[Start DATA ENTRIES]

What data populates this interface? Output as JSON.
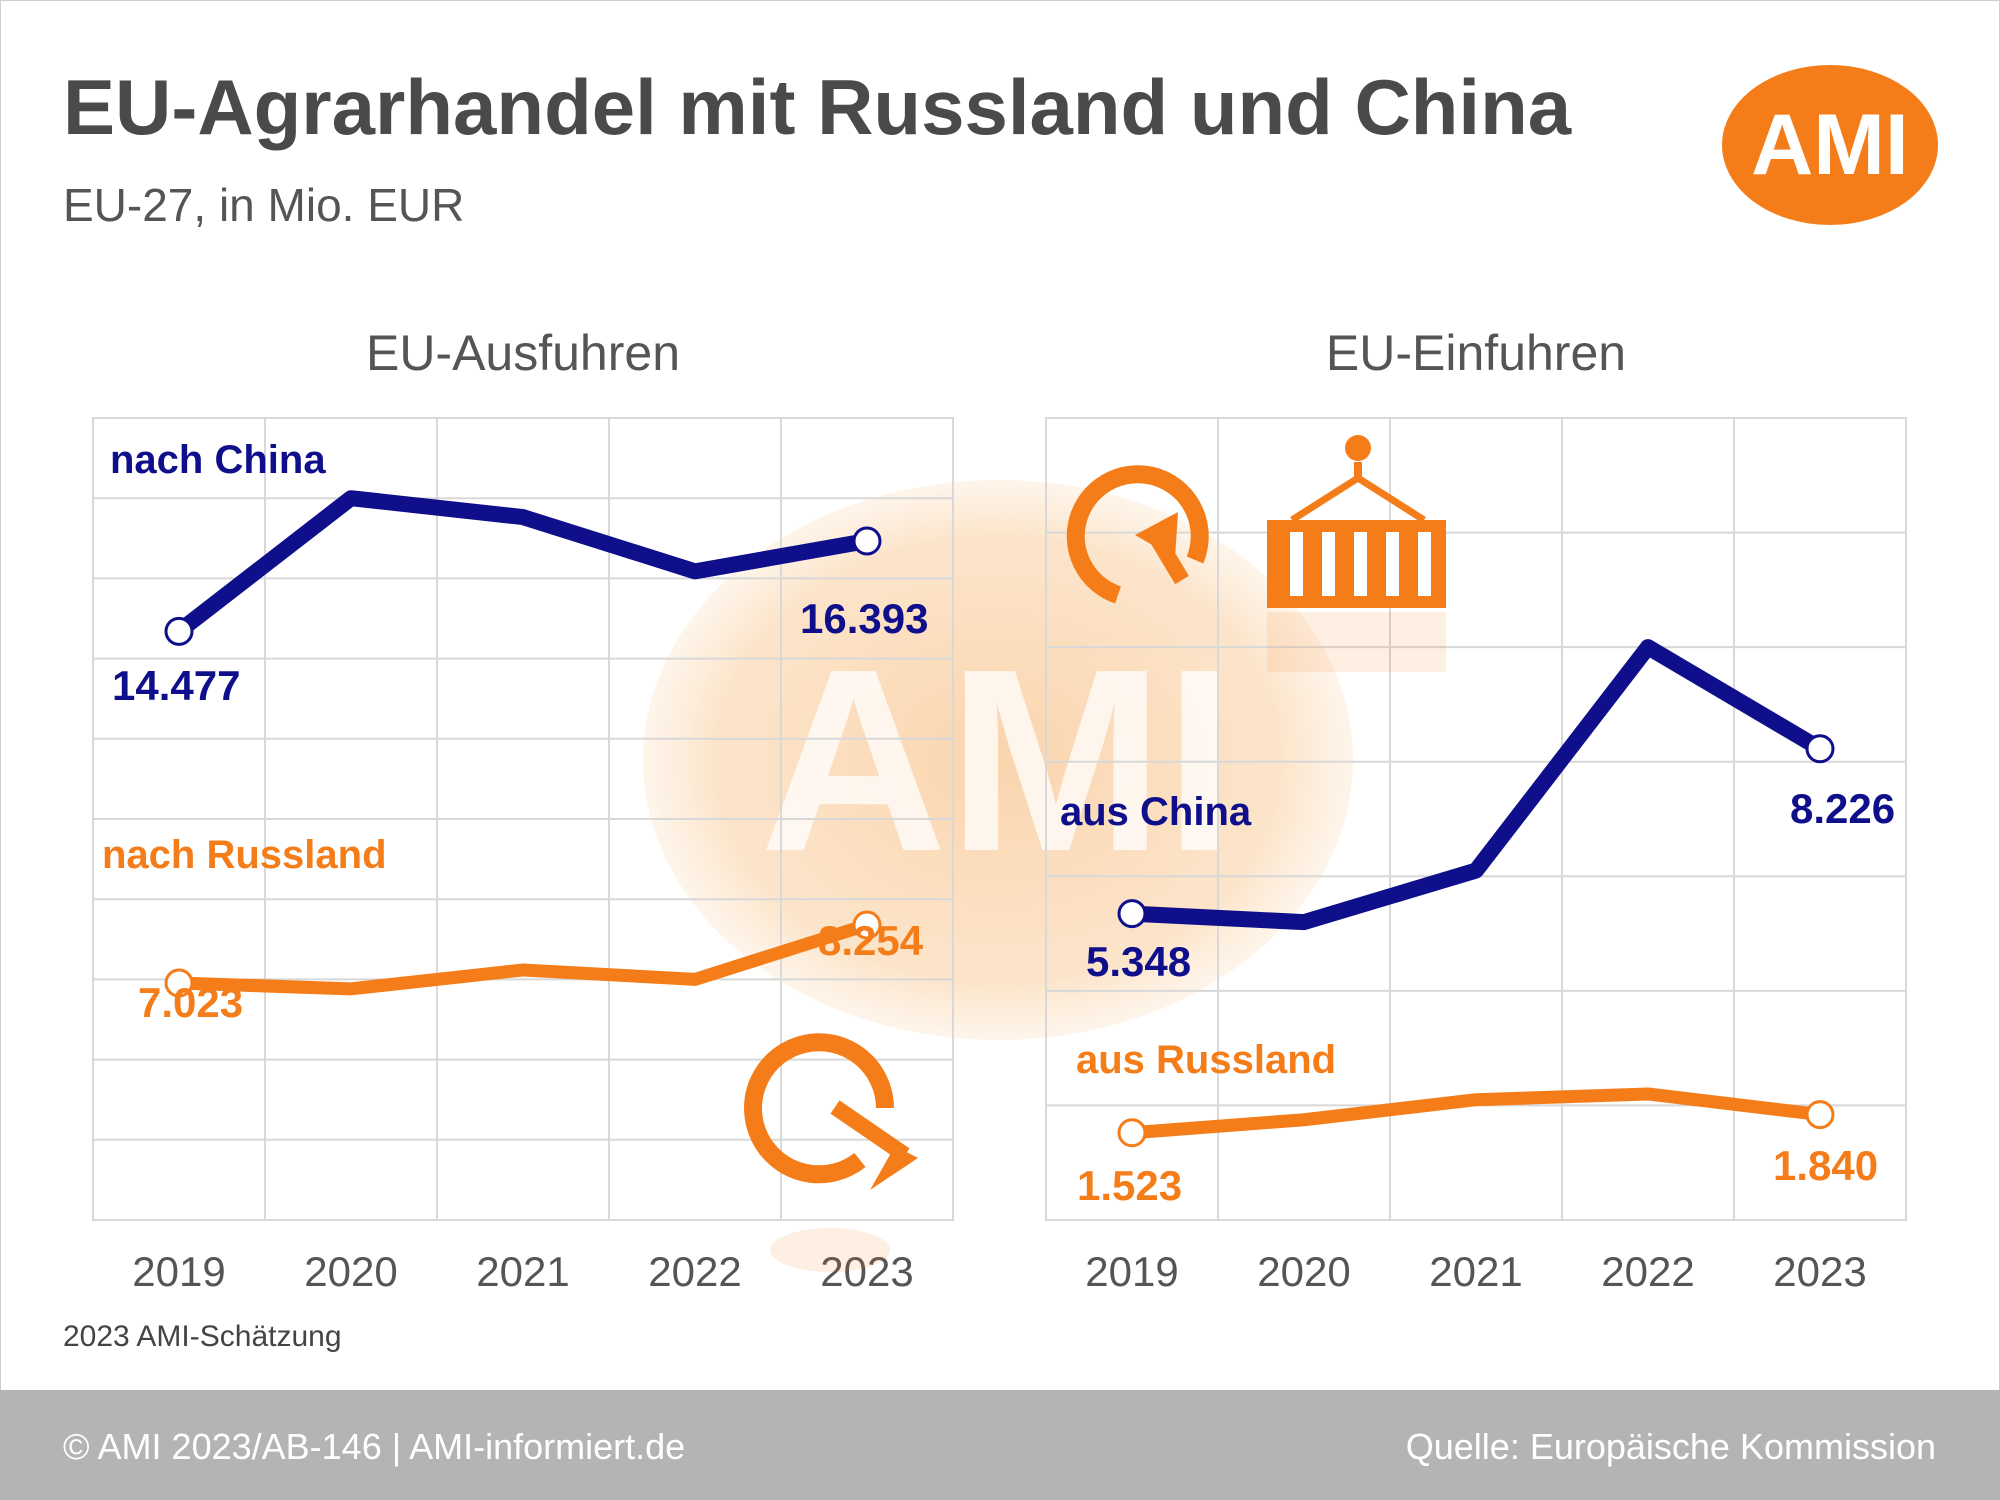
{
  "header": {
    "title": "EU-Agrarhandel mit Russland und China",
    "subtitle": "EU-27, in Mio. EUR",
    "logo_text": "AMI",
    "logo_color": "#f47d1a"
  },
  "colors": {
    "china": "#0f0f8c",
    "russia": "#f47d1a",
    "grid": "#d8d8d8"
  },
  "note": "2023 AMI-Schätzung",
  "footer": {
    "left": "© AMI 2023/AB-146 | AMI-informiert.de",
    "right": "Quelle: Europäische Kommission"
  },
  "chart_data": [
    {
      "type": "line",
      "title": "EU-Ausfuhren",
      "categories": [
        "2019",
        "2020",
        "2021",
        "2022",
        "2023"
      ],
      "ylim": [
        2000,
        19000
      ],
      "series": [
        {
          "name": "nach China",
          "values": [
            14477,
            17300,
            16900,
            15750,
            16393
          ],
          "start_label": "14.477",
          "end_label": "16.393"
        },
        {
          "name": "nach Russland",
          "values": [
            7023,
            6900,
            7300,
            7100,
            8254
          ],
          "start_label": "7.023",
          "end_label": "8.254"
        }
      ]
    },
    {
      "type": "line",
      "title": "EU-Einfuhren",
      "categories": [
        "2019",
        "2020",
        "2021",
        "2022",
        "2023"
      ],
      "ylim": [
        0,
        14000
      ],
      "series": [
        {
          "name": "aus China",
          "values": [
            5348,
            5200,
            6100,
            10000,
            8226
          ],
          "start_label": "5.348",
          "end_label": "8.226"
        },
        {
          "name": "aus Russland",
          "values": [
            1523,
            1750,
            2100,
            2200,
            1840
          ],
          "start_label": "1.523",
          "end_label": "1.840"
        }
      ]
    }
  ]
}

[End DATA ENTRIES]

# JOB:
Each line above is to be copied verbatim. Drop any image from the copy.

# ANSWER TO THE PROBLEM:
What data populates this interface? Output as JSON.
{
  "header": {
    "title": "EU-Agrarhandel mit Russland und China",
    "subtitle": "EU-27, in Mio. EUR",
    "logo_text": "AMI",
    "logo_color": "#f47d1a"
  },
  "colors": {
    "china": "#0f0f8c",
    "russia": "#f47d1a",
    "grid": "#d8d8d8"
  },
  "note": "2023 AMI-Schätzung",
  "footer": {
    "left": "© AMI 2023/AB-146 | AMI-informiert.de",
    "right": "Quelle: Europäische Kommission"
  },
  "chart_data": [
    {
      "type": "line",
      "title": "EU-Ausfuhren",
      "categories": [
        "2019",
        "2020",
        "2021",
        "2022",
        "2023"
      ],
      "ylim": [
        2000,
        19000
      ],
      "series": [
        {
          "name": "nach China",
          "values": [
            14477,
            17300,
            16900,
            15750,
            16393
          ],
          "start_label": "14.477",
          "end_label": "16.393"
        },
        {
          "name": "nach Russland",
          "values": [
            7023,
            6900,
            7300,
            7100,
            8254
          ],
          "start_label": "7.023",
          "end_label": "8.254"
        }
      ]
    },
    {
      "type": "line",
      "title": "EU-Einfuhren",
      "categories": [
        "2019",
        "2020",
        "2021",
        "2022",
        "2023"
      ],
      "ylim": [
        0,
        14000
      ],
      "series": [
        {
          "name": "aus China",
          "values": [
            5348,
            5200,
            6100,
            10000,
            8226
          ],
          "start_label": "5.348",
          "end_label": "8.226"
        },
        {
          "name": "aus Russland",
          "values": [
            1523,
            1750,
            2100,
            2200,
            1840
          ],
          "start_label": "1.523",
          "end_label": "1.840"
        }
      ]
    }
  ]
}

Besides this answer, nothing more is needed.